-- start of Records for the task --
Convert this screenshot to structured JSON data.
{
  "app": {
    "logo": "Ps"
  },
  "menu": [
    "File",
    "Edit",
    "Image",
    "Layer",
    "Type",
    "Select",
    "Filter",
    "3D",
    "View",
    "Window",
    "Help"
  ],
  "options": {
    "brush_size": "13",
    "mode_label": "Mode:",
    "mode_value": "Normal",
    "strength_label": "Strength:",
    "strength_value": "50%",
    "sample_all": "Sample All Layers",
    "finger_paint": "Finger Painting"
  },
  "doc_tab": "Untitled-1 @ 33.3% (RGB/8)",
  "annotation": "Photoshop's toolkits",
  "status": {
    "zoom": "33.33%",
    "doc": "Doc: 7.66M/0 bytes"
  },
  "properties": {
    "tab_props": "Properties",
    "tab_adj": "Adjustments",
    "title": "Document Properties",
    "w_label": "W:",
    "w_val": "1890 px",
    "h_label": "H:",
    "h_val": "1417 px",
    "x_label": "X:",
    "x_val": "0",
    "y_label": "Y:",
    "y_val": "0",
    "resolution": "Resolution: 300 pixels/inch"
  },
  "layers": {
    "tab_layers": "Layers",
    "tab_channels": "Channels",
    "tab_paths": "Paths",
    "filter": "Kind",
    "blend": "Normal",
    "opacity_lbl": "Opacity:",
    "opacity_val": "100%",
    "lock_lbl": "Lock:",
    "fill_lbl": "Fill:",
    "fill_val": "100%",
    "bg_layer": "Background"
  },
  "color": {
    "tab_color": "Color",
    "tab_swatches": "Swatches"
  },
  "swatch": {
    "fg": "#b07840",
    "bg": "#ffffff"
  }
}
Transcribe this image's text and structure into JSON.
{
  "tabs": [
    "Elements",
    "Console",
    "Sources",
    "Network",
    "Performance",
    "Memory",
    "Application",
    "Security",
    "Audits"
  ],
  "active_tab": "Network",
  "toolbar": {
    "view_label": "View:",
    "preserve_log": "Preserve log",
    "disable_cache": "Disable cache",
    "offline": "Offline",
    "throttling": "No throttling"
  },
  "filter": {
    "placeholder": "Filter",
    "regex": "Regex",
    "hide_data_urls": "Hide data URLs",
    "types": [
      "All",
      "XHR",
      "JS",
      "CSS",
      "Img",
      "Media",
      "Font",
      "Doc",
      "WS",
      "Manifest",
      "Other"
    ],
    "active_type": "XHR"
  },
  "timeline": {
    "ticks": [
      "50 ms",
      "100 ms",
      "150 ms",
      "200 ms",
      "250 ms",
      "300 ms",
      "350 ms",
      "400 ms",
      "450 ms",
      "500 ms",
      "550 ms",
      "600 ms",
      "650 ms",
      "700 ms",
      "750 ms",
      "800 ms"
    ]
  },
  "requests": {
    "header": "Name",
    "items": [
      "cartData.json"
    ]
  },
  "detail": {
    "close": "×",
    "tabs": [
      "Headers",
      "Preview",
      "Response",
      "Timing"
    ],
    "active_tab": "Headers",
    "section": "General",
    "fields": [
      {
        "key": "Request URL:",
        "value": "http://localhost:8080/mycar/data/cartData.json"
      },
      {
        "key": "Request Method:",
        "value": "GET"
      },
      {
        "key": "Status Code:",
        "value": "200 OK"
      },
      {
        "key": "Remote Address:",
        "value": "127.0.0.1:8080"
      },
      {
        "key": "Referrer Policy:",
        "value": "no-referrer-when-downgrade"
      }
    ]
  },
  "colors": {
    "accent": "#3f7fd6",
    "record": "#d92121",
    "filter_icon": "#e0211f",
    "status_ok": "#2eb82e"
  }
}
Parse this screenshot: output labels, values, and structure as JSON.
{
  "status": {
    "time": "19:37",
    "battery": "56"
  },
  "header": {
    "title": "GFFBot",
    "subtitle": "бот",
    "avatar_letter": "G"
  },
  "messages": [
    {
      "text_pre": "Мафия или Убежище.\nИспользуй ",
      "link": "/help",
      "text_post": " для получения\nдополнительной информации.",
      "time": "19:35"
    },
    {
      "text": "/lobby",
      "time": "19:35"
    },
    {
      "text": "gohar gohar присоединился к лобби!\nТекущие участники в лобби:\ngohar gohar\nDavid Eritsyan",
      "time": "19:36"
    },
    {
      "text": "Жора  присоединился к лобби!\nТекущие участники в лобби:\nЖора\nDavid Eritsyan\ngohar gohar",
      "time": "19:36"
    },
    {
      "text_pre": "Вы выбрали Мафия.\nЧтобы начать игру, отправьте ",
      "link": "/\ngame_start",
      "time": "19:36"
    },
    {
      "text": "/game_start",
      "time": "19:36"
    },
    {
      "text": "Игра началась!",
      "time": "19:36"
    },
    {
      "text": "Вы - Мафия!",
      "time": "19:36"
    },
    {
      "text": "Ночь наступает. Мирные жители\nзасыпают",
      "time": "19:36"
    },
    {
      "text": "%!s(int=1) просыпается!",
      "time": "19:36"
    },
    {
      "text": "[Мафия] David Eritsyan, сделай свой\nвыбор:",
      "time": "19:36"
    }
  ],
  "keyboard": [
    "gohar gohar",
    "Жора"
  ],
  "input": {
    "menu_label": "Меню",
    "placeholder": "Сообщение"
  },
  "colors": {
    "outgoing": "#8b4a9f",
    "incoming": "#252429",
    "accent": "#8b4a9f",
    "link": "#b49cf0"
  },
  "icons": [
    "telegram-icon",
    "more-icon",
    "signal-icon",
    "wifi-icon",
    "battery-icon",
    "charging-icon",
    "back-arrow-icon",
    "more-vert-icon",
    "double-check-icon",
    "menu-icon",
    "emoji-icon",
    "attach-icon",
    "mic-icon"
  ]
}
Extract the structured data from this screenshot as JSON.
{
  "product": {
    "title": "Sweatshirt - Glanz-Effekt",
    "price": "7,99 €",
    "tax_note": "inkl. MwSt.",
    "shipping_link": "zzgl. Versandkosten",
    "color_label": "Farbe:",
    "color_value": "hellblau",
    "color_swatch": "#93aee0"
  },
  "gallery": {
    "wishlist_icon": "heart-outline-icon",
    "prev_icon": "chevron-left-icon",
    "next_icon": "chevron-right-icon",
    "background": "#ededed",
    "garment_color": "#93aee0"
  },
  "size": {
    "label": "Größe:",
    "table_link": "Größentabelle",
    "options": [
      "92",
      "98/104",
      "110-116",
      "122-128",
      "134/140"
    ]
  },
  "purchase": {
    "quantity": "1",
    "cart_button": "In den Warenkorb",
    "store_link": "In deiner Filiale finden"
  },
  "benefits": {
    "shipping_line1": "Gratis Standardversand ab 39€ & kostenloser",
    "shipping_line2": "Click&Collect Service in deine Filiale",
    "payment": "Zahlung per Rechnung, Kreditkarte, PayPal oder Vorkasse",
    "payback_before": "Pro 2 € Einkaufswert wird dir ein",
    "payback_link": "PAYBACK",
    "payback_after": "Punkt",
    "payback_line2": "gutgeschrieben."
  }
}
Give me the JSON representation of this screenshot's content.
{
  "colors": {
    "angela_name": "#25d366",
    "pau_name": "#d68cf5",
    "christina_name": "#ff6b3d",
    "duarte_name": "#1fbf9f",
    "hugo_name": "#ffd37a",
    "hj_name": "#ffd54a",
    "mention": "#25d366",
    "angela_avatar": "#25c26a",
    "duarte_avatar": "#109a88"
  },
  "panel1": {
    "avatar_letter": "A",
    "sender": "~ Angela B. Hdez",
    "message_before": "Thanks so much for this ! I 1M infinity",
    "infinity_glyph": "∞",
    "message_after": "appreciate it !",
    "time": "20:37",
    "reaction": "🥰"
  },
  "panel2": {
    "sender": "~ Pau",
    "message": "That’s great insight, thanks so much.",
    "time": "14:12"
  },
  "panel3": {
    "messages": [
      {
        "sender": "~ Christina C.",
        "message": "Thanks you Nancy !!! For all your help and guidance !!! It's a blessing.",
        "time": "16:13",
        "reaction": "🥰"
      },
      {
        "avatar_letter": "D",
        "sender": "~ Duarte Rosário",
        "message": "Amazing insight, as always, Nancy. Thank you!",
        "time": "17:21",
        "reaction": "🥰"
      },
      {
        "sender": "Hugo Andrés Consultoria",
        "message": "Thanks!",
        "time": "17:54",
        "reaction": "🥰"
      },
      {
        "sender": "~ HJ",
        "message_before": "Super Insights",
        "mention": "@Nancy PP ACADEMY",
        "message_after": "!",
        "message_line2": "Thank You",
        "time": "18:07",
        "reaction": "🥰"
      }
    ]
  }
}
-- end of Records for the task --
What needs to be done:
Using the records above, copy each line that contains "лобби".

Exercise answer:
      "text": "gohar gohar присоединился к лобби!\nТекущие участники в лобби:\ngohar gohar\nDavid Eritsyan",
      "text": "Жора  присоединился к лобби!\nТекущие участники в лобби:\nЖора\nDavid Eritsyan\ngohar gohar",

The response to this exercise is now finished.